§ **Stored records**
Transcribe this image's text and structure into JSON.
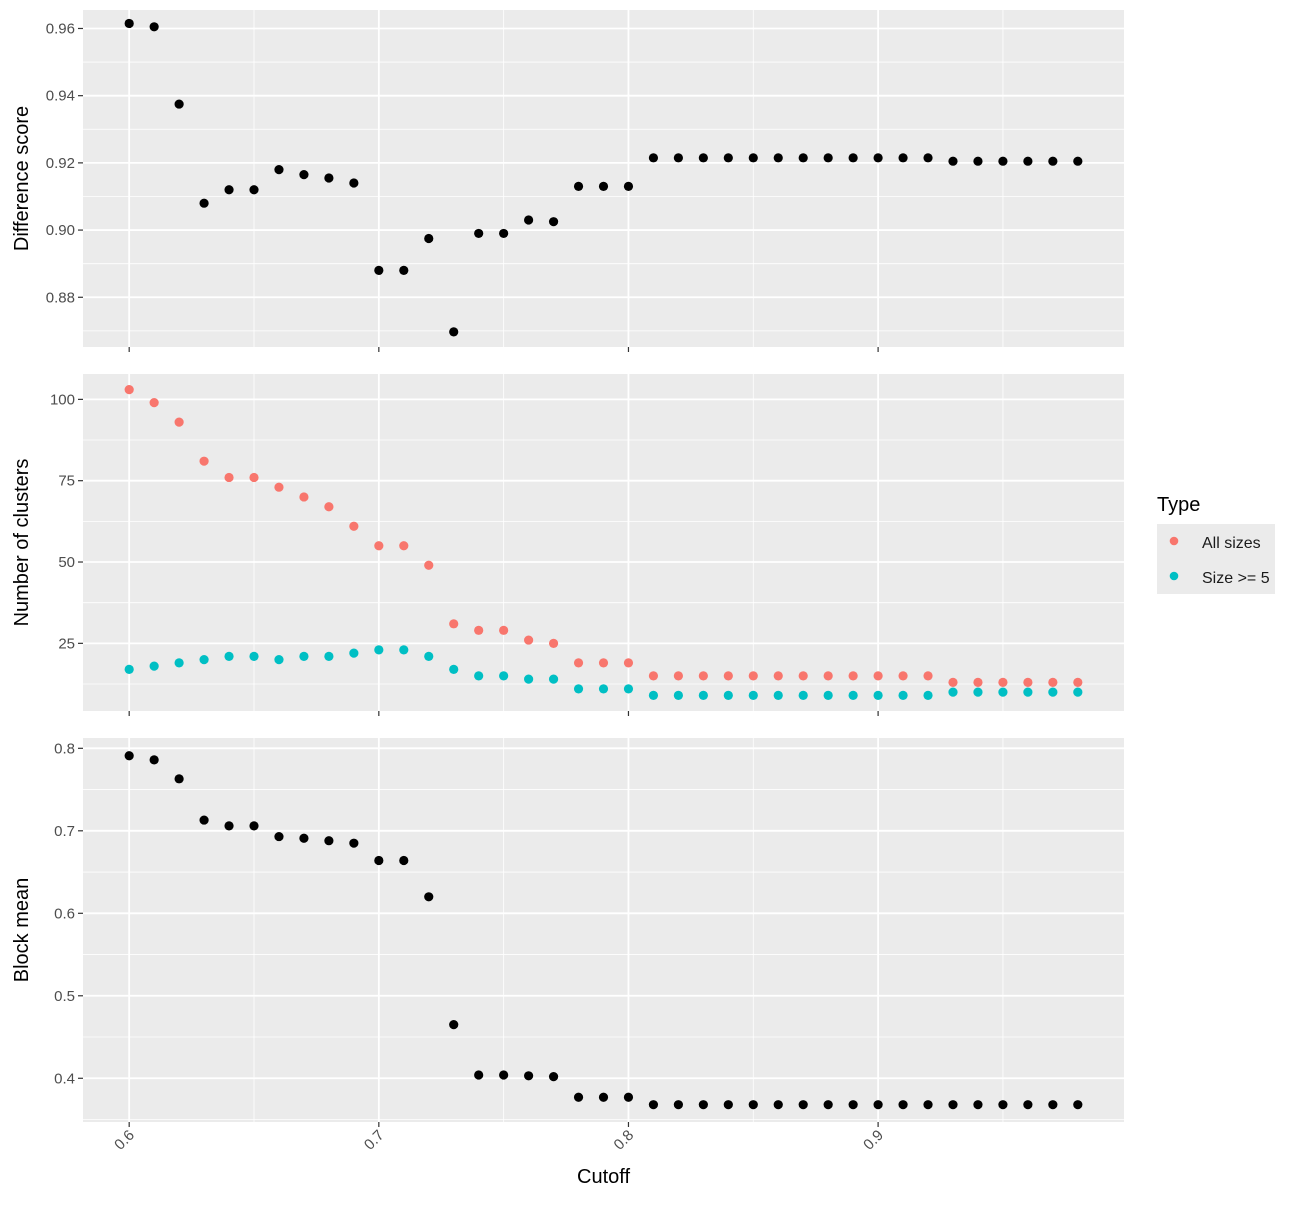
{
  "chart_data": {
    "type": "scatter",
    "xlabel": "Cutoff",
    "x": [
      0.6,
      0.61,
      0.62,
      0.63,
      0.64,
      0.65,
      0.66,
      0.67,
      0.68,
      0.69,
      0.7,
      0.71,
      0.72,
      0.73,
      0.74,
      0.75,
      0.76,
      0.77,
      0.78,
      0.79,
      0.8,
      0.81,
      0.82,
      0.83,
      0.84,
      0.85,
      0.86,
      0.87,
      0.88,
      0.89,
      0.9,
      0.91,
      0.92,
      0.93,
      0.94,
      0.95,
      0.96,
      0.97,
      0.98
    ],
    "xlim": [
      0.5815,
      0.9985
    ],
    "x_ticks": [
      0.6,
      0.7,
      0.8,
      0.9
    ],
    "x_tick_labels": [
      "0.6",
      "0.7",
      "0.8",
      "0.9"
    ],
    "grid": true,
    "legend": {
      "title": "Type",
      "placement": "right",
      "entries": [
        {
          "label": "All sizes",
          "color": "#F8766D"
        },
        {
          "label": "Size >= 5",
          "color": "#00BFC4"
        }
      ]
    },
    "panels": [
      {
        "ylabel": "Difference score",
        "ylim": [
          0.8652,
          0.9655
        ],
        "y_ticks": [
          0.88,
          0.9,
          0.92,
          0.94,
          0.96
        ],
        "y_tick_labels": [
          "0.88",
          "0.90",
          "0.92",
          "0.94",
          "0.96"
        ],
        "series": [
          {
            "color": "#000000",
            "values": [
              0.9615,
              0.9605,
              0.9375,
              0.908,
              0.912,
              0.912,
              0.918,
              0.9165,
              0.9155,
              0.914,
              0.888,
              0.888,
              0.8975,
              0.8697,
              0.899,
              0.899,
              0.903,
              0.9025,
              0.913,
              0.913,
              0.913,
              0.9215,
              0.9215,
              0.9215,
              0.9215,
              0.9215,
              0.9215,
              0.9215,
              0.9215,
              0.9215,
              0.9215,
              0.9215,
              0.9215,
              0.9205,
              0.9205,
              0.9205,
              0.9205,
              0.9205,
              0.9205
            ]
          }
        ]
      },
      {
        "ylabel": "Number of clusters",
        "ylim": [
          4.2,
          107.8
        ],
        "y_ticks": [
          25,
          50,
          75,
          100
        ],
        "y_tick_labels": [
          "25",
          "50",
          "75",
          "100"
        ],
        "series": [
          {
            "name": "All sizes",
            "color": "#F8766D",
            "values": [
              103,
              99,
              93,
              81,
              76,
              76,
              73,
              70,
              67,
              61,
              55,
              55,
              49,
              31,
              29,
              29,
              26,
              25,
              19,
              19,
              19,
              15,
              15,
              15,
              15,
              15,
              15,
              15,
              15,
              15,
              15,
              15,
              15,
              13,
              13,
              13,
              13,
              13,
              13
            ]
          },
          {
            "name": "Size >= 5",
            "color": "#00BFC4",
            "values": [
              17,
              18,
              19,
              20,
              21,
              21,
              20,
              21,
              21,
              22,
              23,
              23,
              21,
              17,
              15,
              15,
              14,
              14,
              11,
              11,
              11,
              9,
              9,
              9,
              9,
              9,
              9,
              9,
              9,
              9,
              9,
              9,
              9,
              10,
              10,
              10,
              10,
              10,
              10
            ]
          }
        ]
      },
      {
        "ylabel": "Block mean",
        "ylim": [
          0.347,
          0.8125
        ],
        "y_ticks": [
          0.4,
          0.5,
          0.6,
          0.7,
          0.8
        ],
        "y_tick_labels": [
          "0.4",
          "0.5",
          "0.6",
          "0.7",
          "0.8"
        ],
        "series": [
          {
            "color": "#000000",
            "values": [
              0.791,
              0.786,
              0.763,
              0.713,
              0.706,
              0.706,
              0.693,
              0.691,
              0.688,
              0.685,
              0.664,
              0.664,
              0.62,
              0.465,
              0.404,
              0.404,
              0.403,
              0.402,
              0.377,
              0.377,
              0.377,
              0.368,
              0.368,
              0.368,
              0.368,
              0.368,
              0.368,
              0.368,
              0.368,
              0.368,
              0.368,
              0.368,
              0.368,
              0.368,
              0.368,
              0.368,
              0.368,
              0.368,
              0.368
            ]
          }
        ]
      }
    ]
  }
}
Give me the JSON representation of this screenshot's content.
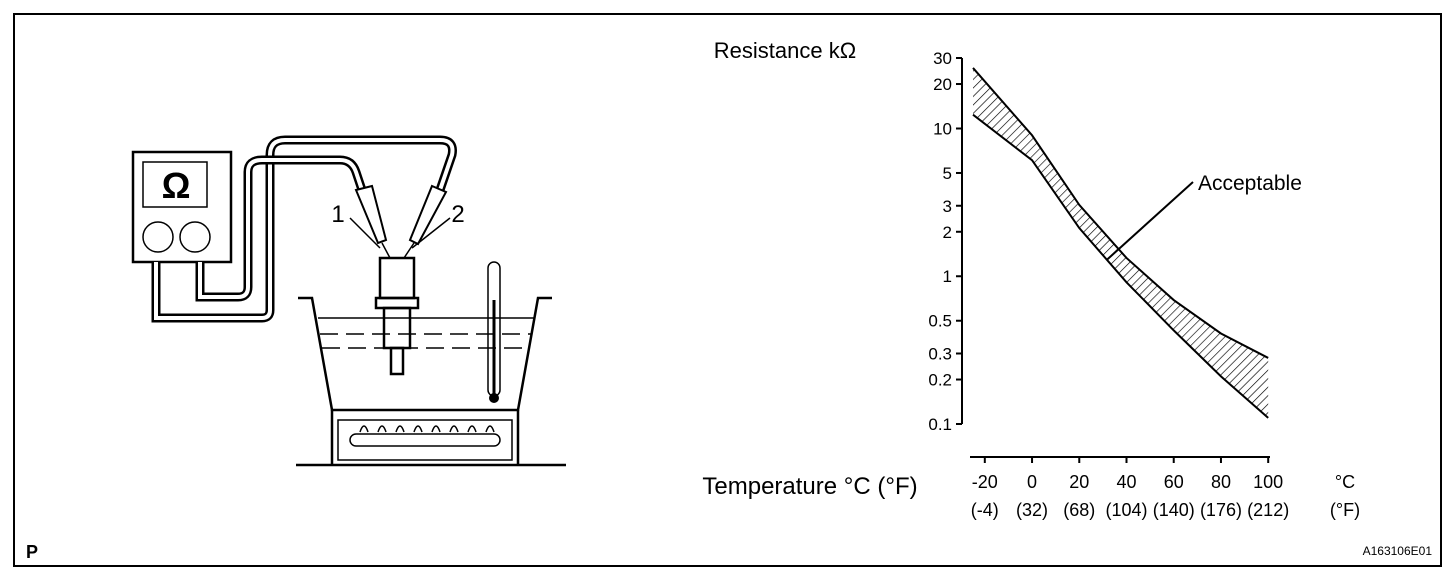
{
  "diagram": {
    "lead_labels": [
      "1",
      "2"
    ],
    "meter_symbol": "Ω",
    "corner_letter": "P",
    "figure_code": "A163106E01"
  },
  "chart_data": {
    "type": "band",
    "y_label": "Resistance kΩ",
    "x_label": "Temperature °C (°F)",
    "x_unit": "°C",
    "x_alt_unit": "(°F)",
    "annotation": "Acceptable",
    "x": [
      -25,
      0,
      20,
      40,
      60,
      80,
      100
    ],
    "series": [
      {
        "values": [
          25.7,
          9.0,
          3.04,
          1.33,
          0.69,
          0.41,
          0.28
        ]
      },
      {
        "values": [
          12.4,
          6.1,
          2.12,
          0.91,
          0.43,
          0.21,
          0.11
        ]
      }
    ],
    "color": "#000000",
    "log_y": true,
    "xlim": [
      -25,
      105
    ],
    "xticks": [
      -20,
      0,
      20,
      40,
      60,
      80,
      100
    ],
    "x_alt_labels": [
      "(-4)",
      "(32)",
      "(68)",
      "(104)",
      "(140)",
      "(176)",
      "(212)"
    ],
    "ylim": [
      0.1,
      30
    ],
    "yticks": [
      30,
      20,
      10,
      5,
      3,
      2,
      1,
      0.5,
      0.3,
      0.2,
      0.1
    ]
  }
}
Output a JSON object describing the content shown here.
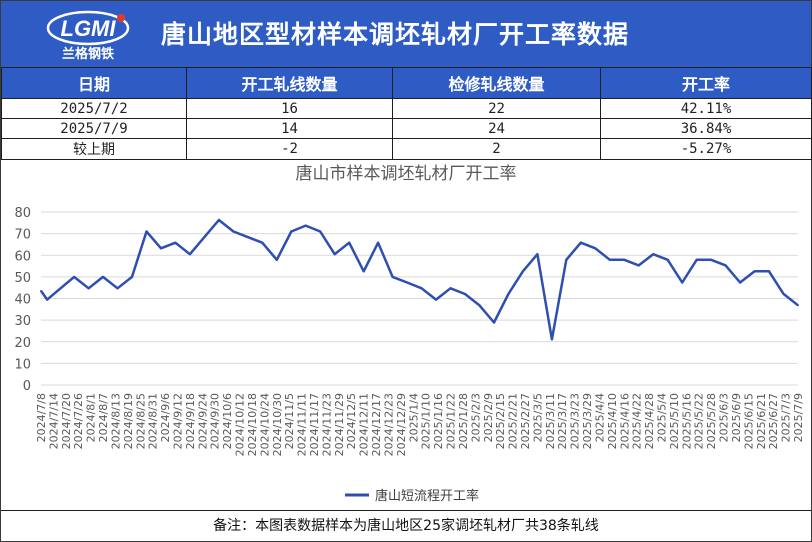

§ **Your task**
All the lines above are to be reproduced exactly, except the pictures.

§ **Answer to the problem**
Transcribe this image's text and structure into JSON.
{
  "chart_data": {
    "type": "scatter",
    "xlabel": "Cutoff",
    "x": [
      0.6,
      0.61,
      0.62,
      0.63,
      0.64,
      0.65,
      0.66,
      0.67,
      0.68,
      0.69,
      0.7,
      0.71,
      0.72,
      0.73,
      0.74,
      0.75,
      0.76,
      0.77,
      0.78,
      0.79,
      0.8,
      0.81,
      0.82,
      0.83,
      0.84,
      0.85,
      0.86,
      0.87,
      0.88,
      0.89,
      0.9,
      0.91,
      0.92,
      0.93,
      0.94,
      0.95,
      0.96,
      0.97,
      0.98
    ],
    "xlim": [
      0.5815,
      0.9985
    ],
    "x_ticks": [
      0.6,
      0.7,
      0.8,
      0.9
    ],
    "x_tick_labels": [
      "0.6",
      "0.7",
      "0.8",
      "0.9"
    ],
    "grid": true,
    "legend": {
      "title": "Type",
      "placement": "right",
      "entries": [
        {
          "label": "All sizes",
          "color": "#F8766D"
        },
        {
          "label": "Size >= 5",
          "color": "#00BFC4"
        }
      ]
    },
    "panels": [
      {
        "ylabel": "Difference score",
        "ylim": [
          0.8652,
          0.9655
        ],
        "y_ticks": [
          0.88,
          0.9,
          0.92,
          0.94,
          0.96
        ],
        "y_tick_labels": [
          "0.88",
          "0.90",
          "0.92",
          "0.94",
          "0.96"
        ],
        "series": [
          {
            "color": "#000000",
            "values": [
              0.9615,
              0.9605,
              0.9375,
              0.908,
              0.912,
              0.912,
              0.918,
              0.9165,
              0.9155,
              0.914,
              0.888,
              0.888,
              0.8975,
              0.8697,
              0.899,
              0.899,
              0.903,
              0.9025,
              0.913,
              0.913,
              0.913,
              0.9215,
              0.9215,
              0.9215,
              0.9215,
              0.9215,
              0.9215,
              0.9215,
              0.9215,
              0.9215,
              0.9215,
              0.9215,
              0.9215,
              0.9205,
              0.9205,
              0.9205,
              0.9205,
              0.9205,
              0.9205
            ]
          }
        ]
      },
      {
        "ylabel": "Number of clusters",
        "ylim": [
          4.2,
          107.8
        ],
        "y_ticks": [
          25,
          50,
          75,
          100
        ],
        "y_tick_labels": [
          "25",
          "50",
          "75",
          "100"
        ],
        "series": [
          {
            "name": "All sizes",
            "color": "#F8766D",
            "values": [
              103,
              99,
              93,
              81,
              76,
              76,
              73,
              70,
              67,
              61,
              55,
              55,
              49,
              31,
              29,
              29,
              26,
              25,
              19,
              19,
              19,
              15,
              15,
              15,
              15,
              15,
              15,
              15,
              15,
              15,
              15,
              15,
              15,
              13,
              13,
              13,
              13,
              13,
              13
            ]
          },
          {
            "name": "Size >= 5",
            "color": "#00BFC4",
            "values": [
              17,
              18,
              19,
              20,
              21,
              21,
              20,
              21,
              21,
              22,
              23,
              23,
              21,
              17,
              15,
              15,
              14,
              14,
              11,
              11,
              11,
              9,
              9,
              9,
              9,
              9,
              9,
              9,
              9,
              9,
              9,
              9,
              9,
              10,
              10,
              10,
              10,
              10,
              10
            ]
          }
        ]
      },
      {
        "ylabel": "Block mean",
        "ylim": [
          0.347,
          0.8125
        ],
        "y_ticks": [
          0.4,
          0.5,
          0.6,
          0.7,
          0.8
        ],
        "y_tick_labels": [
          "0.4",
          "0.5",
          "0.6",
          "0.7",
          "0.8"
        ],
        "series": [
          {
            "color": "#000000",
            "values": [
              0.791,
              0.786,
              0.763,
              0.713,
              0.706,
              0.706,
              0.693,
              0.691,
              0.688,
              0.685,
              0.664,
              0.664,
              0.62,
              0.465,
              0.404,
              0.404,
              0.403,
              0.402,
              0.377,
              0.377,
              0.377,
              0.368,
              0.368,
              0.368,
              0.368,
              0.368,
              0.368,
              0.368,
              0.368,
              0.368,
              0.368,
              0.368,
              0.368,
              0.368,
              0.368,
              0.368,
              0.368,
              0.368,
              0.368
            ]
          }
        ]
      }
    ]
  }
}
Give me the JSON representation of this screenshot's content.
{
  "diagram": {
    "lead_labels": [
      "1",
      "2"
    ],
    "meter_symbol": "Ω",
    "corner_letter": "P",
    "figure_code": "A163106E01"
  },
  "chart_data": {
    "type": "band",
    "y_label": "Resistance kΩ",
    "x_label": "Temperature °C (°F)",
    "x_unit": "°C",
    "x_alt_unit": "(°F)",
    "annotation": "Acceptable",
    "x": [
      -25,
      0,
      20,
      40,
      60,
      80,
      100
    ],
    "series": [
      {
        "values": [
          25.7,
          9.0,
          3.04,
          1.33,
          0.69,
          0.41,
          0.28
        ]
      },
      {
        "values": [
          12.4,
          6.1,
          2.12,
          0.91,
          0.43,
          0.21,
          0.11
        ]
      }
    ],
    "color": "#000000",
    "log_y": true,
    "xlim": [
      -25,
      105
    ],
    "xticks": [
      -20,
      0,
      20,
      40,
      60,
      80,
      100
    ],
    "x_alt_labels": [
      "(-4)",
      "(32)",
      "(68)",
      "(104)",
      "(140)",
      "(176)",
      "(212)"
    ],
    "ylim": [
      0.1,
      30
    ],
    "yticks": [
      30,
      20,
      10,
      5,
      3,
      2,
      1,
      0.5,
      0.3,
      0.2,
      0.1
    ]
  }
}
Output a JSON object describing the content shown here.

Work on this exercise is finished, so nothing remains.